**DIRECTIONS FOR THIS TASK:**
Could you reproduce word for word the part of the contribution provisions text starting at "SECTION 2.10. Selection" and ending at "the terms hereof."?

**QUOTED TEXT:**
-- BEGIN --

An indemnifying party who is not entitled to, or elects not to, assume the
defense of a claim shall not be obligated to pay the fees and expenses of more
than one counsel for all indemnified parties indemnified by such indemnifying
party with respect to such claim, unless, in the reasonable judgment of any
indemnified party or indemnifying party based upon advice of their respective
counsel, a conflict of interest may exist between such indemnified party and any
other of such indemnified parties with respect to such claim, in which event the
indemnifying party shall be obligated to pay the fees and expenses of one
additional counsel.

            SECTION 2.09. Contribution. (a) If the indemnification provided for
in Sections 2.05 and 2.06 from the indemnifying party is unavailable to an
indemnified party hereunder in respect of any losses, claims, damages,
liabilities or expenses referred to therein, then the indemnifying party, in
lieu of indemnifying such indemnified party, shall contribute to the amount paid
or payable by such indemnified party as a result of such losses, claims,
damages, liabilities or expenses in such proportion as is appropriate to reflect
the relative fault of the indemnifying party and indemnified parties in
connection with the actions which resulted in such losses, claims, damages,
liabilities or expenses, as well as any other relevant equitable considerations.
The relative fault of such indemnifying party and indemnified parties shall be
determined by reference to, among other things, whether any action in question,
including any untrue or alleged untrue statement of a material fact or omission
or alleged omission to state a material fact, has been made by, or relates to
information supplied by, such indemnifying party and indemnified parties, and
the parties' relative intent, knowledge, access to information and opportunity
to correct or prevent such action. The amount paid or payable by a party as a
result of the losses, claims, damages, liabilities and expenses referred to
above shall be deemed to include, subject to the limitations set forth in
Section 2.08, any legal or other fees or expenses reasonably incurred by such
party in connection with any investigation or proceeding.

            (b) The parties hereto agree that it would not be just and equitable
if any contribution pursuant to this Section 2.09 were determined by pro rata
allocation or by any
<PAGE>   12

                                       10


other method of allocation which does not take into account the equitable
considerations referred to in Section 2.09(a). No Person guilty of fraudulent
misrepresentation (within the meaning of Section 11(f) of the Securities Act)
shall be entitled to contribution from any Person who was not guilty of such
fraudulent misrepresentation.

            SECTION 2.10. Selection of Investment Banks. The Company shall have
the right to select the investment banker or banks and managers to administer
and underwrite any offering required pursuant to the terms hereof.

            SECTION 2.11. Limitations on Participation. No Holder may
participate in any underwritten registration hereunder unless such Holder (a)

-- END --

[Stored records]
-- BEGIN --

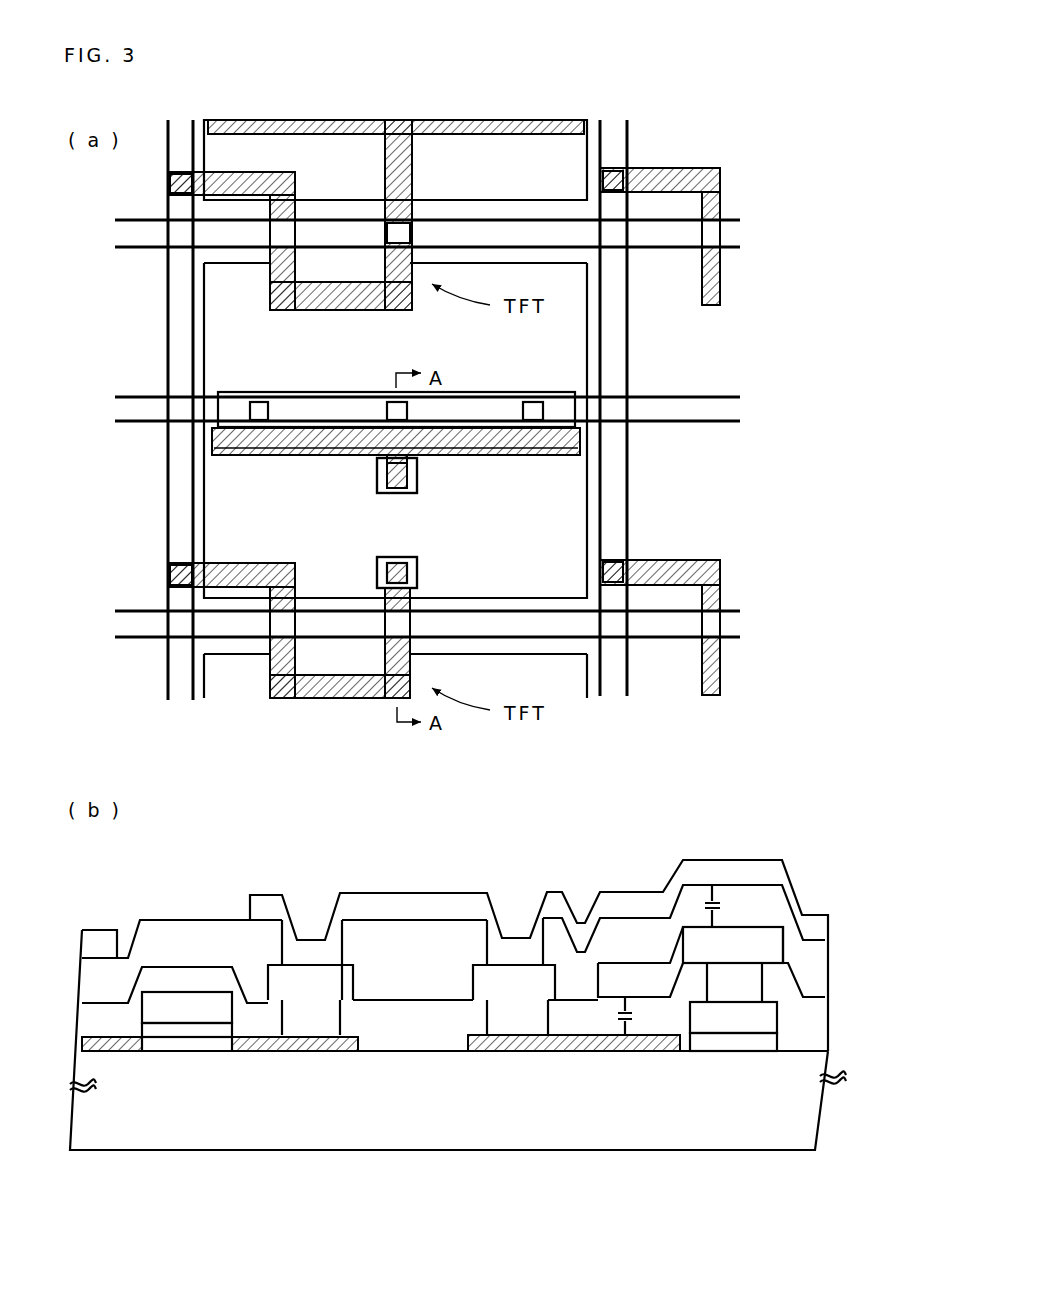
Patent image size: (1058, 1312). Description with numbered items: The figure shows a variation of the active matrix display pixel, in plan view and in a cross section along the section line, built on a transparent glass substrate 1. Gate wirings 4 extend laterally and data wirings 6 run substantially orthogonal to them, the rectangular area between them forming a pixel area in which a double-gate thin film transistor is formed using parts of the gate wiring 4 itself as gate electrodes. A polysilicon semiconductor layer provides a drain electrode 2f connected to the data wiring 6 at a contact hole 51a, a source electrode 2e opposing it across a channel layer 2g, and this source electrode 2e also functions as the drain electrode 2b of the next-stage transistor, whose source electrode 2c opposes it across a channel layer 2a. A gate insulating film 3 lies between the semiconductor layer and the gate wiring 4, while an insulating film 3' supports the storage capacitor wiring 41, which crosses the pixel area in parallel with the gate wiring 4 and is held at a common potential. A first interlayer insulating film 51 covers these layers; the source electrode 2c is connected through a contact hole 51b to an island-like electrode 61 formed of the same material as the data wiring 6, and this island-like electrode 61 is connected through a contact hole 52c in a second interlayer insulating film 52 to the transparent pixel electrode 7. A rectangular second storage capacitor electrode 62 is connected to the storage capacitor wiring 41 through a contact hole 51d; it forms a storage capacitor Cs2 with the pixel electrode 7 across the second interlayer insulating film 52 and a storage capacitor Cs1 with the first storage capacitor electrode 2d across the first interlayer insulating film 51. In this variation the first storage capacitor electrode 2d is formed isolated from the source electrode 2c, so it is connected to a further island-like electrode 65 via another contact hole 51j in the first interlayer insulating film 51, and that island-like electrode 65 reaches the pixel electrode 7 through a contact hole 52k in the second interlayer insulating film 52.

The transparent glass substrate 1 is at (690, 543).
The channel layer 2a is at (410, 620).
The drain electrode 2b is at (410, 668).
The source electrode 2c is at (377, 585).
The first storage capacitor electrode 2d is at (548, 455).
The source electrode 2e is at (310, 698).
The drain electrode 2f is at (237, 563).
The channel layer 2g is at (270, 620).
The gate insulating film 3 is at (187, 1055).
The insulating film 3' is at (733, 1067).
The gate wiring 4 is at (122, 233).
The storage capacitor wiring 41 is at (122, 410).
The first interlayer insulating film 51 is at (82, 1025).
The contact hole 51a is at (167, 570).
The contact hole 51b is at (417, 578).
The contact hole 51d is at (387, 405).
The contact hole 51j is at (377, 475).
The second interlayer insulating film 52 is at (82, 978).
The contact hole 52c is at (310, 948).
The contact hole 52k is at (520, 948).
The data wiring 6 is at (178, 700).
The island-like electrode 61 is at (417, 565).
The second storage capacitor electrode 62 is at (483, 392).
The island-like electrode 65 is at (417, 475).
The pixel electrode 7 is at (603, 338).
The storage capacitor Cs1 is at (647, 1016).
The storage capacitor Cs2 is at (736, 906).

-- END --

**THE SOLUTION:**
SECTION 2.10. Selection of Investment Banks. The Company shall have
the right to select the investment banker or banks and managers to administer
and underwrite any offering required pursuant to the terms hereof.